» **PAGE EXTRACT**

Yum Goes Upmarket With Latest Chicken Eatery Concept
The first Super Chix opened 11 months ago in Arlington, Texas, and Yum Brands just announced that it will open a second location next month in Dallas.
"The last true chicken sandwich," the chain promises on a huge sign that takes up one wall, likely a shot at Chick-fil-A's bragging rights for inventing the chicken sandwich. Potato sacks line the queue, and that's either a tip of the hat to Five Guys or a not-so-subtle way to remind patrons that it does cut its fries in-house. The design is slick and modern, just as one finds at most of the leading fast-casual chains.
It will take some time before the fast-casual Super Chix moves the needle at Yum. After all, we're talking about a company that kicked off 2015 with 14,197 KFC, 13,602 Pizza Hut and 6,199 Taco Bell locations.

» **TASK REQUIREMENTS**
**a.** In the Super Chix article, in what city did the first Super Chix open?
**b.** Name every restaurant chain besides Super Chix that the Super Chix article mentions.
**c.** Transcribe the passage of the Super Chix article starting at "Yum Goes Upmarket" and ending at "leading fast-casual chains.".

» **DATA LINES**

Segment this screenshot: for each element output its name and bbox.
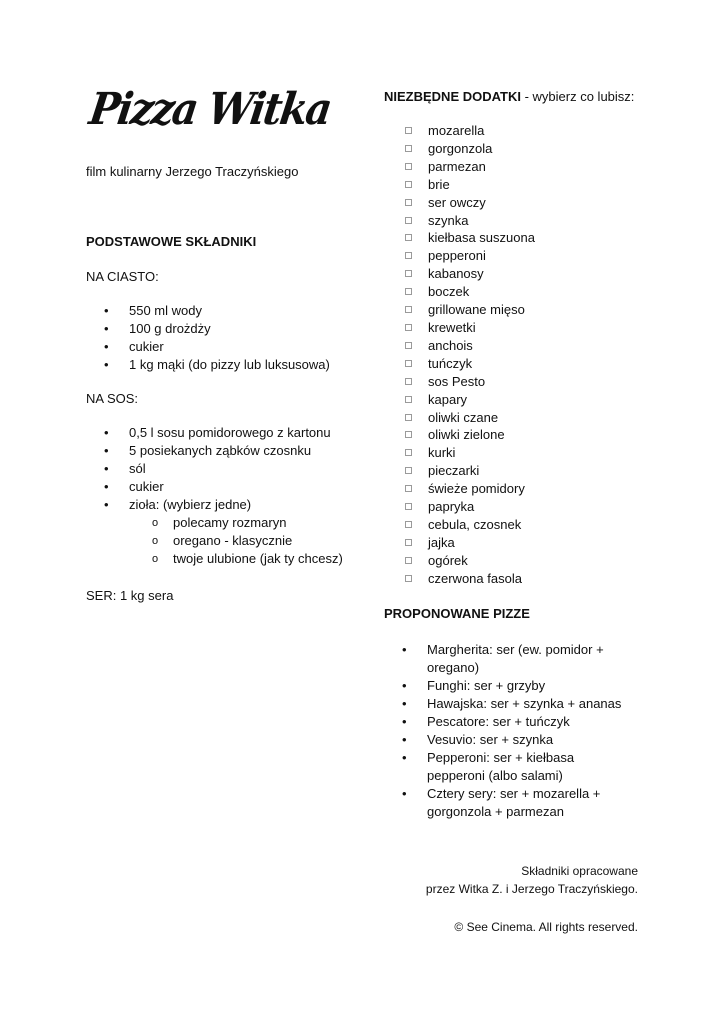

» **SOLVED PROBLEMS**
**a.** Arlington, Texas.

**b.** Chick-fil-A, Five Guys, KFC, Pizza Hut, Taco Bell

**c.**
Yum Goes Upmarket With Latest Chicken Eatery Concept
The first Super Chix opened 11 months ago in Arlington, Texas, and Yum Brands just announced that it will open a second location next month in Dallas.
"The last true chicken sandwich," the chain promises on a huge sign that takes up one wall, likely a shot at Chick-fil-A's bragging rights for inventing the chicken sandwich. Potato sacks line the queue, and that's either a tip of the hat to Five Guys or a not-so-subtle way to remind patrons that it does cut its fries in-house. The design is slick and modern, just as one finds at most of the leading fast-casual chains.